### Task prompt
Reproduce the complete listing without any deviation.

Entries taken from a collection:
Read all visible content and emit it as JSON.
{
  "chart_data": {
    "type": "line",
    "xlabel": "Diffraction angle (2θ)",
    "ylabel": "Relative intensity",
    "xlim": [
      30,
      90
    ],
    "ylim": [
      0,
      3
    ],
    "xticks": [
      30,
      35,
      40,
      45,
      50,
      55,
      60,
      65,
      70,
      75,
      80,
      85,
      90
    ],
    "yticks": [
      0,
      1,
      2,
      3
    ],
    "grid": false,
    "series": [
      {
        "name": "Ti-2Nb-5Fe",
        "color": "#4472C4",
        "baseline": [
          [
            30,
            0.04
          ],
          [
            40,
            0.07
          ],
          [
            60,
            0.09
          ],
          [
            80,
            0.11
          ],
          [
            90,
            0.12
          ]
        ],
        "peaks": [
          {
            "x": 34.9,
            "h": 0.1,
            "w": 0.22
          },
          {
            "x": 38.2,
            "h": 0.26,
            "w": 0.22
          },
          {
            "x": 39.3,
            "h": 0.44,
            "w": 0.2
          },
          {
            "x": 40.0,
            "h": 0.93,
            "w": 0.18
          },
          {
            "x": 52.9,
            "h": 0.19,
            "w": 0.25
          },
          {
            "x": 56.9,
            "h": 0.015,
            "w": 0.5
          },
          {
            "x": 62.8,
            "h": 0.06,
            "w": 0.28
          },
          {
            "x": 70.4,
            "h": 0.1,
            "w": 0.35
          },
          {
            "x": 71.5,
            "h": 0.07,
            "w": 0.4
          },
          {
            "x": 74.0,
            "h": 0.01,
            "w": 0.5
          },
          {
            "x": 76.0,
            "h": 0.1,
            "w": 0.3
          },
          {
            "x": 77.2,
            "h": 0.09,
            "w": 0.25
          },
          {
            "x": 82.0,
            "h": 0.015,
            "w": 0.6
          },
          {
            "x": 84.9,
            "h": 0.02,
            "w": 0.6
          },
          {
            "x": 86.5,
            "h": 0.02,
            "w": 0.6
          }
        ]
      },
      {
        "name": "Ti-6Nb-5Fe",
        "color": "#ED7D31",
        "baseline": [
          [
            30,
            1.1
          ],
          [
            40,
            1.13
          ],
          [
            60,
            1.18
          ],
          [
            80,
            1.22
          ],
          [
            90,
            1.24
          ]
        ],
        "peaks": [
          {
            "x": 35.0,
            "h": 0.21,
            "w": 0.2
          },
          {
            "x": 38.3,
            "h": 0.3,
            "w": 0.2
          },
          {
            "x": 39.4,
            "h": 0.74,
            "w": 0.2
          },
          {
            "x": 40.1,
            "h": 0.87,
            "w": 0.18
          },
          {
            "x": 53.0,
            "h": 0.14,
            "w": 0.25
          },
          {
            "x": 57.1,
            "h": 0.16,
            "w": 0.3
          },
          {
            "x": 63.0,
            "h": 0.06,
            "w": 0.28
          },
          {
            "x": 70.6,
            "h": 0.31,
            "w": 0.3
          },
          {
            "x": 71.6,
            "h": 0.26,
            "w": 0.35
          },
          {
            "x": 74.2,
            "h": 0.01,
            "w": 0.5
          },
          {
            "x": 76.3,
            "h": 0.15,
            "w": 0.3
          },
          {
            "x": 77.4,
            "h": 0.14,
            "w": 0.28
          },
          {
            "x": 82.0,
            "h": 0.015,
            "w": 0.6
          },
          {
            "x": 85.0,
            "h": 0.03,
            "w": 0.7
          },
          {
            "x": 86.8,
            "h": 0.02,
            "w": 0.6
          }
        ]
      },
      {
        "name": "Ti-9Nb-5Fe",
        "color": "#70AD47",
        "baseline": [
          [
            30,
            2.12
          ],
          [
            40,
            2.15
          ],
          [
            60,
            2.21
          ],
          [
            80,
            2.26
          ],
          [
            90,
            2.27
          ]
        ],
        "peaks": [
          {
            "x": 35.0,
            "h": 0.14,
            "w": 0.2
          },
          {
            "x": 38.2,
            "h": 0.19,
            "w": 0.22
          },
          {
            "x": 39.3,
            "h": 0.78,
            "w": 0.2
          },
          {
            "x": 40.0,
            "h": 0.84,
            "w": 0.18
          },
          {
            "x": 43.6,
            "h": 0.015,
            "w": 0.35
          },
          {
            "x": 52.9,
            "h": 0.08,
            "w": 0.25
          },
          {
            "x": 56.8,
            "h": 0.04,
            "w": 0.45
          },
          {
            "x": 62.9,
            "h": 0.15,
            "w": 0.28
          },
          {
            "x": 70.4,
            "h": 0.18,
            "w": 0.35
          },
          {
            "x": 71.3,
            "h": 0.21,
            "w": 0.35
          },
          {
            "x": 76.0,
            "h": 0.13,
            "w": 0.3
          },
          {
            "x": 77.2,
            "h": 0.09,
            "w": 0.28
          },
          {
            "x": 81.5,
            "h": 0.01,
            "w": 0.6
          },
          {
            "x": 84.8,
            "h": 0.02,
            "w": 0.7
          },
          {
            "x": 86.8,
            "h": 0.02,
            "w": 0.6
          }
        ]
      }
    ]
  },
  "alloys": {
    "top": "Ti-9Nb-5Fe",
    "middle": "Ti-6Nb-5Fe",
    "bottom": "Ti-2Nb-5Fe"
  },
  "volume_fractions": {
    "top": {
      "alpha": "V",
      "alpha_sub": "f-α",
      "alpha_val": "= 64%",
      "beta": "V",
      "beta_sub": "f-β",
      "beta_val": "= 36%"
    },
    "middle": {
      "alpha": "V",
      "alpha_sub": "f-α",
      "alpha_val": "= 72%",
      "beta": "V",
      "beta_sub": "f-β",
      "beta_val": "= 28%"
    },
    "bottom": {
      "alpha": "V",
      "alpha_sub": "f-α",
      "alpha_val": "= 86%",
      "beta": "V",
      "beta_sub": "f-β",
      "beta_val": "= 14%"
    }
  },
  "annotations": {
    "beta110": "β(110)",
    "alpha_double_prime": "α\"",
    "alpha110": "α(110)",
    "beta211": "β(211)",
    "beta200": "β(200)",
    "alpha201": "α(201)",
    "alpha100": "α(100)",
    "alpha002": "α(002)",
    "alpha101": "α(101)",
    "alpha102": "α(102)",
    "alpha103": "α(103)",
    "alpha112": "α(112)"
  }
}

### Solution for this problem
Read all visible content and emit it as JSON.
{
  "chart_data": {
    "type": "line",
    "xlabel": "Diffraction angle (2θ)",
    "ylabel": "Relative intensity",
    "xlim": [
      30,
      90
    ],
    "ylim": [
      0,
      3
    ],
    "xticks": [
      30,
      35,
      40,
      45,
      50,
      55,
      60,
      65,
      70,
      75,
      80,
      85,
      90
    ],
    "yticks": [
      0,
      1,
      2,
      3
    ],
    "grid": false,
    "series": [
      {
        "name": "Ti-2Nb-5Fe",
        "color": "#4472C4",
        "baseline": [
          [
            30,
            0.04
          ],
          [
            40,
            0.07
          ],
          [
            60,
            0.09
          ],
          [
            80,
            0.11
          ],
          [
            90,
            0.12
          ]
        ],
        "peaks": [
          {
            "x": 34.9,
            "h": 0.1,
            "w": 0.22
          },
          {
            "x": 38.2,
            "h": 0.26,
            "w": 0.22
          },
          {
            "x": 39.3,
            "h": 0.44,
            "w": 0.2
          },
          {
            "x": 40.0,
            "h": 0.93,
            "w": 0.18
          },
          {
            "x": 52.9,
            "h": 0.19,
            "w": 0.25
          },
          {
            "x": 56.9,
            "h": 0.015,
            "w": 0.5
          },
          {
            "x": 62.8,
            "h": 0.06,
            "w": 0.28
          },
          {
            "x": 70.4,
            "h": 0.1,
            "w": 0.35
          },
          {
            "x": 71.5,
            "h": 0.07,
            "w": 0.4
          },
          {
            "x": 74.0,
            "h": 0.01,
            "w": 0.5
          },
          {
            "x": 76.0,
            "h": 0.1,
            "w": 0.3
          },
          {
            "x": 77.2,
            "h": 0.09,
            "w": 0.25
          },
          {
            "x": 82.0,
            "h": 0.015,
            "w": 0.6
          },
          {
            "x": 84.9,
            "h": 0.02,
            "w": 0.6
          },
          {
            "x": 86.5,
            "h": 0.02,
            "w": 0.6
          }
        ]
      },
      {
        "name": "Ti-6Nb-5Fe",
        "color": "#ED7D31",
        "baseline": [
          [
            30,
            1.1
          ],
          [
            40,
            1.13
          ],
          [
            60,
            1.18
          ],
          [
            80,
            1.22
          ],
          [
            90,
            1.24
          ]
        ],
        "peaks": [
          {
            "x": 35.0,
            "h": 0.21,
            "w": 0.2
          },
          {
            "x": 38.3,
            "h": 0.3,
            "w": 0.2
          },
          {
            "x": 39.4,
            "h": 0.74,
            "w": 0.2
          },
          {
            "x": 40.1,
            "h": 0.87,
            "w": 0.18
          },
          {
            "x": 53.0,
            "h": 0.14,
            "w": 0.25
          },
          {
            "x": 57.1,
            "h": 0.16,
            "w": 0.3
          },
          {
            "x": 63.0,
            "h": 0.06,
            "w": 0.28
          },
          {
            "x": 70.6,
            "h": 0.31,
            "w": 0.3
          },
          {
            "x": 71.6,
            "h": 0.26,
            "w": 0.35
          },
          {
            "x": 74.2,
            "h": 0.01,
            "w": 0.5
          },
          {
            "x": 76.3,
            "h": 0.15,
            "w": 0.3
          },
          {
            "x": 77.4,
            "h": 0.14,
            "w": 0.28
          },
          {
            "x": 82.0,
            "h": 0.015,
            "w": 0.6
          },
          {
            "x": 85.0,
            "h": 0.03,
            "w": 0.7
          },
          {
            "x": 86.8,
            "h": 0.02,
            "w": 0.6
          }
        ]
      },
      {
        "name": "Ti-9Nb-5Fe",
        "color": "#70AD47",
        "baseline": [
          [
            30,
            2.12
          ],
          [
            40,
            2.15
          ],
          [
            60,
            2.21
          ],
          [
            80,
            2.26
          ],
          [
            90,
            2.27
          ]
        ],
        "peaks": [
          {
            "x": 35.0,
            "h": 0.14,
            "w": 0.2
          },
          {
            "x": 38.2,
            "h": 0.19,
            "w": 0.22
          },
          {
            "x": 39.3,
            "h": 0.78,
            "w": 0.2
          },
          {
            "x": 40.0,
            "h": 0.84,
            "w": 0.18
          },
          {
            "x": 43.6,
            "h": 0.015,
            "w": 0.35
          },
          {
            "x": 52.9,
            "h": 0.08,
            "w": 0.25
          },
          {
            "x": 56.8,
            "h": 0.04,
            "w": 0.45
          },
          {
            "x": 62.9,
            "h": 0.15,
            "w": 0.28
          },
          {
            "x": 70.4,
            "h": 0.18,
            "w": 0.35
          },
          {
            "x": 71.3,
            "h": 0.21,
            "w": 0.35
          },
          {
            "x": 76.0,
            "h": 0.13,
            "w": 0.3
          },
          {
            "x": 77.2,
            "h": 0.09,
            "w": 0.28
          },
          {
            "x": 81.5,
            "h": 0.01,
            "w": 0.6
          },
          {
            "x": 84.8,
            "h": 0.02,
            "w": 0.7
          },
          {
            "x": 86.8,
            "h": 0.02,
            "w": 0.6
          }
        ]
      }
    ]
  },
  "alloys": {
    "top": "Ti-9Nb-5Fe",
    "middle": "Ti-6Nb-5Fe",
    "bottom": "Ti-2Nb-5Fe"
  },
  "volume_fractions": {
    "top": {
      "alpha": "V",
      "alpha_sub": "f-α",
      "alpha_val": "= 64%",
      "beta": "V",
      "beta_sub": "f-β",
      "beta_val": "= 36%"
    },
    "middle": {
      "alpha": "V",
      "alpha_sub": "f-α",
      "alpha_val": "= 72%",
      "beta": "V",
      "beta_sub": "f-β",
      "beta_val": "= 28%"
    },
    "bottom": {
      "alpha": "V",
      "alpha_sub": "f-α",
      "alpha_val": "= 86%",
      "beta": "V",
      "beta_sub": "f-β",
      "beta_val": "= 14%"
    }
  },
  "annotations": {
    "beta110": "β(110)",
    "alpha_double_prime": "α\"",
    "alpha110": "α(110)",
    "beta211": "β(211)",
    "beta200": "β(200)",
    "alpha201": "α(201)",
    "alpha100": "α(100)",
    "alpha002": "α(002)",
    "alpha101": "α(101)",
    "alpha102": "α(102)",
    "alpha103": "α(103)",
    "alpha112": "α(112)"
  }
}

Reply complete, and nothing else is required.